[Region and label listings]
....................

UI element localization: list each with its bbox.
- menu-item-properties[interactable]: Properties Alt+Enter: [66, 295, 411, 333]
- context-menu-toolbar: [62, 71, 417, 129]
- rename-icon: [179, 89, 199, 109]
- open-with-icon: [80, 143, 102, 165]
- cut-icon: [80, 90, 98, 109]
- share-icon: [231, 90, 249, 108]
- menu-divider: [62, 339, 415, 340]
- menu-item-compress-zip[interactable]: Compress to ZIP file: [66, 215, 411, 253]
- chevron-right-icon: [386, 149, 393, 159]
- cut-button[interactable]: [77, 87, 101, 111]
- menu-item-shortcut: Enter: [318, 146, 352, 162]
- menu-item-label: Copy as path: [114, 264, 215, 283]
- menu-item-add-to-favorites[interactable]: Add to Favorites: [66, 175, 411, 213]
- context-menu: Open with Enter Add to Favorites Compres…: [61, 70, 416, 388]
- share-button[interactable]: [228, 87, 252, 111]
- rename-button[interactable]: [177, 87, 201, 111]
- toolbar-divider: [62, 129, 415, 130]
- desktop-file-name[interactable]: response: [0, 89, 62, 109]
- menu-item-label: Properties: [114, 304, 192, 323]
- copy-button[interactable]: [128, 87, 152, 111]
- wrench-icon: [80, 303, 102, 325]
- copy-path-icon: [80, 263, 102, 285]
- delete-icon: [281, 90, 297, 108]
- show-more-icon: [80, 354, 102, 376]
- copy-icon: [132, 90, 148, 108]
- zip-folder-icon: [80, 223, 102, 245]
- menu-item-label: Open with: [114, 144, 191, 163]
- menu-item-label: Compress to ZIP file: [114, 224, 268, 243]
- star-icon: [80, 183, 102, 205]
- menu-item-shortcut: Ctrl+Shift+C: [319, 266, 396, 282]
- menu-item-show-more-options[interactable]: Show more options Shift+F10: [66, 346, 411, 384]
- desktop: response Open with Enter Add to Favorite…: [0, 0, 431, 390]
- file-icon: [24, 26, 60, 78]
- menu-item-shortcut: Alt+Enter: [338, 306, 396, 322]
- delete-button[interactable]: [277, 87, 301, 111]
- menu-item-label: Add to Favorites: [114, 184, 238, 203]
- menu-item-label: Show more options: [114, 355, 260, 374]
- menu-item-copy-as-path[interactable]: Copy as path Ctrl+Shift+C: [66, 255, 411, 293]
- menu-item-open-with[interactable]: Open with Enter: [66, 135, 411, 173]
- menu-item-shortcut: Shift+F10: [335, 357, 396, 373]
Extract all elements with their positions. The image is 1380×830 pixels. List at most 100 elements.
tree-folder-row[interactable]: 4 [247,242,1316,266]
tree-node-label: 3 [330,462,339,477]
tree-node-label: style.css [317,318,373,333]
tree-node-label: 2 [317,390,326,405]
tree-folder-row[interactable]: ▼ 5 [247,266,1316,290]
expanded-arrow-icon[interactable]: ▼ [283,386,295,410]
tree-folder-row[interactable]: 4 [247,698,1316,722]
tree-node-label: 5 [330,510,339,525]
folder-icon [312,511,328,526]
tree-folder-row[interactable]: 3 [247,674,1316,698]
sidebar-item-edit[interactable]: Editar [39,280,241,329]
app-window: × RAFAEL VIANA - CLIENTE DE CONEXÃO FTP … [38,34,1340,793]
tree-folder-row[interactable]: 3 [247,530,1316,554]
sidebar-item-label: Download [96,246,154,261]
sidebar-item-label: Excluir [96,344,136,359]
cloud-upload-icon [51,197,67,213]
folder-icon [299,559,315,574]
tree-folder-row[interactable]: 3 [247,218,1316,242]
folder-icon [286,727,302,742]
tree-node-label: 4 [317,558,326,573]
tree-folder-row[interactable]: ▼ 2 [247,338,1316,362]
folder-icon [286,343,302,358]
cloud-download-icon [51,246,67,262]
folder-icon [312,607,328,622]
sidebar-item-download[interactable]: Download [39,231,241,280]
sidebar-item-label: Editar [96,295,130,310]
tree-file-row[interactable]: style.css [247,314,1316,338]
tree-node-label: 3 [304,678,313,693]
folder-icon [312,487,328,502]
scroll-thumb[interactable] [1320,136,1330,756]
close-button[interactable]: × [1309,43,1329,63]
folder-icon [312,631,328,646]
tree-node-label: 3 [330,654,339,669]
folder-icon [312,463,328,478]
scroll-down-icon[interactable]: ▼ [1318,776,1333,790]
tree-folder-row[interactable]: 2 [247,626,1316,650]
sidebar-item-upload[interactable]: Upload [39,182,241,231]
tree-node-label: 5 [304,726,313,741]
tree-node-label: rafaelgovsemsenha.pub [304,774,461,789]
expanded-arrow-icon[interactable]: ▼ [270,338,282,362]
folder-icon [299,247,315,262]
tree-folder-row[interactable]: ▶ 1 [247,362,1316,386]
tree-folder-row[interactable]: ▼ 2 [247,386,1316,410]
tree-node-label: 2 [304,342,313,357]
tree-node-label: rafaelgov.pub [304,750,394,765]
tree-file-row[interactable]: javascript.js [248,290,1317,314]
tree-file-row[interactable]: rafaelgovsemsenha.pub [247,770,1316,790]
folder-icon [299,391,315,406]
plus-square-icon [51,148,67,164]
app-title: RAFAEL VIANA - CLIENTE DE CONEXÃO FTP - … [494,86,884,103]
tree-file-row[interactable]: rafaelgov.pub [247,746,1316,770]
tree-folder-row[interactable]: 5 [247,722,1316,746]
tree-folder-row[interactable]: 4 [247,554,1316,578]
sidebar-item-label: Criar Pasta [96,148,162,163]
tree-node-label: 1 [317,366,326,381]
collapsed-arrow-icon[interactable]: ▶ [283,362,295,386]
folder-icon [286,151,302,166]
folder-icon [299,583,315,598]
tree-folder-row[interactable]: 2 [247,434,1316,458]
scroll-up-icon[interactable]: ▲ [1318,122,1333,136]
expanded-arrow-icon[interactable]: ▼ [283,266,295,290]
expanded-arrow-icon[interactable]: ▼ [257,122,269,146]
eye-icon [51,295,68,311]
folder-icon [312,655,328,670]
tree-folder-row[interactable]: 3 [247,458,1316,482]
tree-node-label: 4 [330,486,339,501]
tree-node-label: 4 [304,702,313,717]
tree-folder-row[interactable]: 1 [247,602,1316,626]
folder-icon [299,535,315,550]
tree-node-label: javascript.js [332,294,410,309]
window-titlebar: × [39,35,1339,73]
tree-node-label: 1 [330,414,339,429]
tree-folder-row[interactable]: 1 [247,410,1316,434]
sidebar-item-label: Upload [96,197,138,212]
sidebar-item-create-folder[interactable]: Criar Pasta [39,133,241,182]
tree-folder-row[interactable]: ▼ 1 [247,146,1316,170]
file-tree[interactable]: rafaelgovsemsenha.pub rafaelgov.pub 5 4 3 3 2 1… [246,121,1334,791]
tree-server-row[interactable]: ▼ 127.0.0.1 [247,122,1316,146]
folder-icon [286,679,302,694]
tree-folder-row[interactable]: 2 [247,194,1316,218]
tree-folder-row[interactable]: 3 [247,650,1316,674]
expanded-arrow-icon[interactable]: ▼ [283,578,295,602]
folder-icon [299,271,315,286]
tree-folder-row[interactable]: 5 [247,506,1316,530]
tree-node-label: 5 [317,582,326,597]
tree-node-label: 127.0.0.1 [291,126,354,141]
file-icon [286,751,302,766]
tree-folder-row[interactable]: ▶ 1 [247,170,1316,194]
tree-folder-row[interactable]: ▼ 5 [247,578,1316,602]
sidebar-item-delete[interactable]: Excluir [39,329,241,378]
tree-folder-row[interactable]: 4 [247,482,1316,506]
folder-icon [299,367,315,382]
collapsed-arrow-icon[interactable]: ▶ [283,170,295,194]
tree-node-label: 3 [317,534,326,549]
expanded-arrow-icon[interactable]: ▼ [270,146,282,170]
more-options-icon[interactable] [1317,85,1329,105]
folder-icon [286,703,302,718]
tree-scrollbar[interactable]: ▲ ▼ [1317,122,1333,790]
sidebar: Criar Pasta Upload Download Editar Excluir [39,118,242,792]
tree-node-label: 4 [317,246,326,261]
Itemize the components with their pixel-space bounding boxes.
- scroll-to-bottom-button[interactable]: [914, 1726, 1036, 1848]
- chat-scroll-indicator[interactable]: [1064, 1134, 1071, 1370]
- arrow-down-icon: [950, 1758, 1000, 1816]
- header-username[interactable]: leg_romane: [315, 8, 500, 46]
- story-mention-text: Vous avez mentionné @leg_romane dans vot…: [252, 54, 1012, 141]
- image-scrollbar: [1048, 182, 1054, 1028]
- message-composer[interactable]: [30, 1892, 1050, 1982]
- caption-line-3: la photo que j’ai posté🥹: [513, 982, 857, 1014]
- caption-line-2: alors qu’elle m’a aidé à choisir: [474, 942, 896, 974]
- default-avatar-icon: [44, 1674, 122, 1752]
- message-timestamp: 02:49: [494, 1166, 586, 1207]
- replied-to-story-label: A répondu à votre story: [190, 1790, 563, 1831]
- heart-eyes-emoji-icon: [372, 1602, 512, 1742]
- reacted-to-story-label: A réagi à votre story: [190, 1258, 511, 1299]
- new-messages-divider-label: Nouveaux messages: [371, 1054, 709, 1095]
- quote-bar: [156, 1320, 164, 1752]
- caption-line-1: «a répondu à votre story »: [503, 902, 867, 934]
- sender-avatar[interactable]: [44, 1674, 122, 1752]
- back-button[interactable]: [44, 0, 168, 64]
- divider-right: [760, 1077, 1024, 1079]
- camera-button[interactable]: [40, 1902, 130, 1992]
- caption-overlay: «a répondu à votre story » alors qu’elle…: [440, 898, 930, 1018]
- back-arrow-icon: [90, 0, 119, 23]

....................

STATED EXERCISE:
Locate every row above that contains the word "response", and copy each of those rows in full.

WORKED ANSWER:
- desktop-file-name[interactable]: response: [0, 89, 62, 109]
- desktop: response Open with Enter Add to Favorite…: [0, 0, 431, 390]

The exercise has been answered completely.